***** Extracted data
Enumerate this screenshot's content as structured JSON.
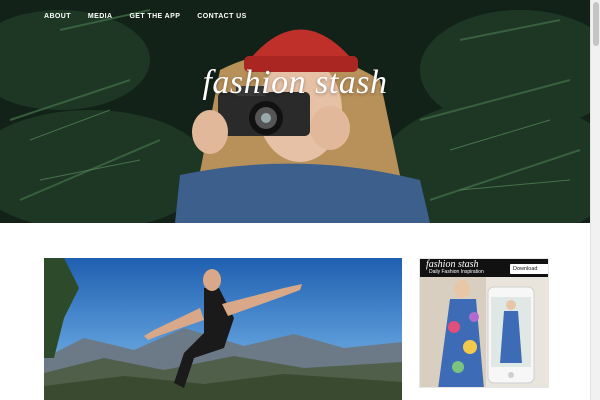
{
  "nav": {
    "items": [
      {
        "label": "ABOUT"
      },
      {
        "label": "MEDIA"
      },
      {
        "label": "GET THE APP"
      },
      {
        "label": "CONTACT US"
      }
    ]
  },
  "hero": {
    "site_title": "fashion stash"
  },
  "ad": {
    "brand": "fashion stash",
    "tagline": "Daily Fashion Inspiration",
    "button_label": "Download App"
  },
  "colors": {
    "nav_text": "#ffffff",
    "ad_header": "#111111",
    "background": "#ffffff"
  }
}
**********
__Exercise goal__:
Omit the pictures and reproduce the listing exactly.

__Answer for the task__:
Enumerate this screenshot's content as structured JSON.
{
  "nav": {
    "items": [
      {
        "label": "ABOUT"
      },
      {
        "label": "MEDIA"
      },
      {
        "label": "GET THE APP"
      },
      {
        "label": "CONTACT US"
      }
    ]
  },
  "hero": {
    "site_title": "fashion stash"
  },
  "ad": {
    "brand": "fashion stash",
    "tagline": "Daily Fashion Inspiration",
    "button_label": "Download App"
  },
  "colors": {
    "nav_text": "#ffffff",
    "ad_header": "#111111",
    "background": "#ffffff"
  }
}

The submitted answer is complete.